__Data extracted from a collection__
__________________________________________________
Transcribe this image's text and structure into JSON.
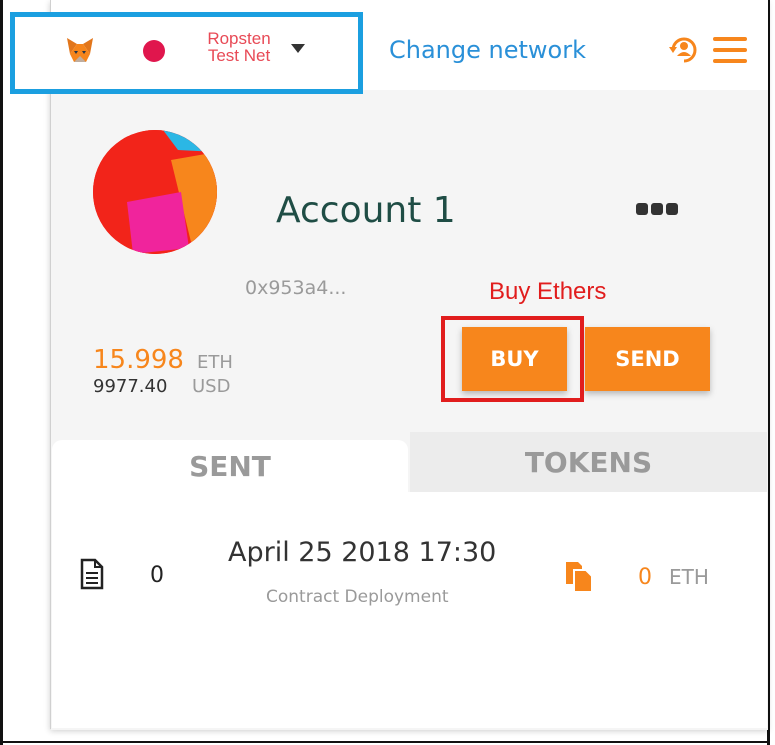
{
  "network": {
    "name_line1": "Ropsten",
    "name_line2": "Test Net"
  },
  "header": {
    "change_network": "Change network"
  },
  "account": {
    "name": "Account 1",
    "address": "0x953a4..."
  },
  "annotation": {
    "buy_label": "Buy Ethers"
  },
  "balance": {
    "eth_value": "15.998",
    "eth_unit": "ETH",
    "usd_value": "9977.40",
    "usd_unit": "USD"
  },
  "actions": {
    "buy": "BUY",
    "send": "SEND"
  },
  "tabs": [
    {
      "label": "SENT",
      "active": true
    },
    {
      "label": "TOKENS",
      "active": false
    }
  ],
  "transactions": [
    {
      "nonce": "0",
      "date": "April 25 2018 17:30",
      "type": "Contract Deployment",
      "value": "0",
      "unit": "ETH"
    }
  ],
  "colors": {
    "accent": "#f7861c",
    "link": "#2a90d8",
    "network": "#e0164d",
    "highlight_blue": "#1b9fe0",
    "highlight_red": "#e11d1d"
  },
  "icons": {
    "logo": "metamask-fox-icon",
    "sync": "account-sync-icon",
    "menu": "hamburger-menu-icon",
    "more": "more-options-icon",
    "doc": "document-icon",
    "copy": "copy-icon"
  }
}
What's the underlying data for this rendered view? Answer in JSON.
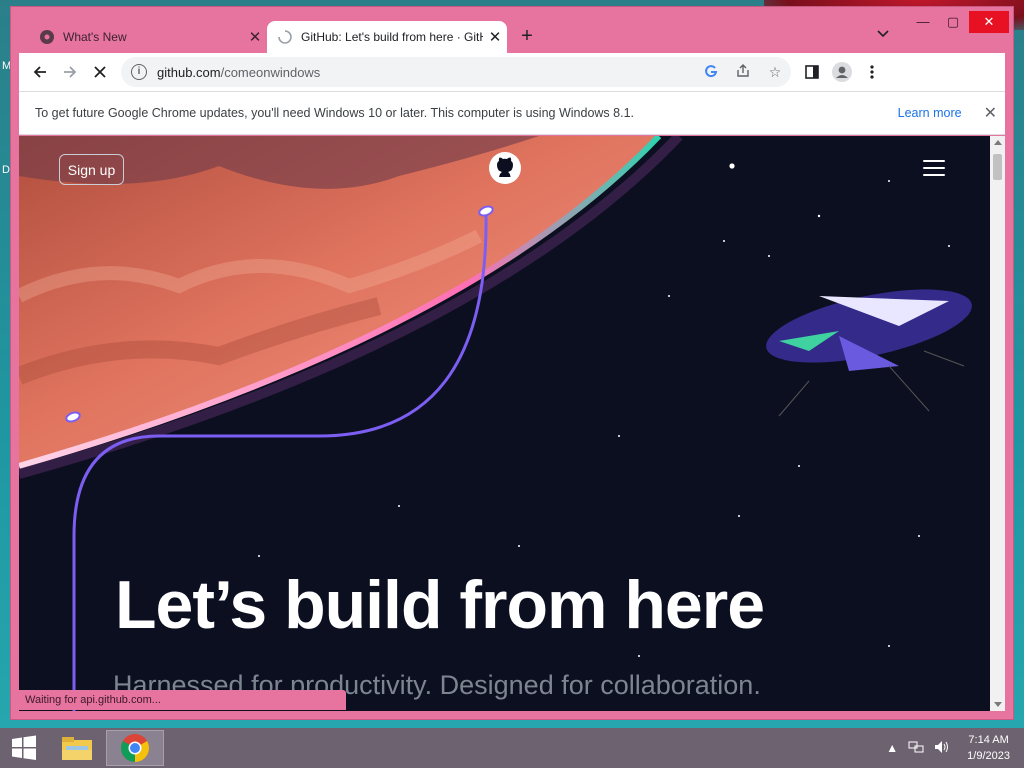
__________________________________________________
__GIVEN PROBLEM__
The records above are to be reproduced exactly; the pictures are to be left out.

__FINISHED TASK__
Transcribe this image's text and structure into JSON.
{
  "network": {
    "name_line1": "Ropsten",
    "name_line2": "Test Net"
  },
  "header": {
    "change_network": "Change network"
  },
  "account": {
    "name": "Account 1",
    "address": "0x953a4..."
  },
  "annotation": {
    "buy_label": "Buy Ethers"
  },
  "balance": {
    "eth_value": "15.998",
    "eth_unit": "ETH",
    "usd_value": "9977.40",
    "usd_unit": "USD"
  },
  "actions": {
    "buy": "BUY",
    "send": "SEND"
  },
  "tabs": [
    {
      "label": "SENT",
      "active": true
    },
    {
      "label": "TOKENS",
      "active": false
    }
  ],
  "transactions": [
    {
      "nonce": "0",
      "date": "April 25 2018 17:30",
      "type": "Contract Deployment",
      "value": "0",
      "unit": "ETH"
    }
  ],
  "colors": {
    "accent": "#f7861c",
    "link": "#2a90d8",
    "network": "#e0164d",
    "highlight_blue": "#1b9fe0",
    "highlight_red": "#e11d1d"
  },
  "icons": {
    "logo": "metamask-fox-icon",
    "sync": "account-sync-icon",
    "menu": "hamburger-menu-icon",
    "more": "more-options-icon",
    "doc": "document-icon",
    "copy": "copy-icon"
  }
}
What's the underlying data for this rendered view? Answer in JSON.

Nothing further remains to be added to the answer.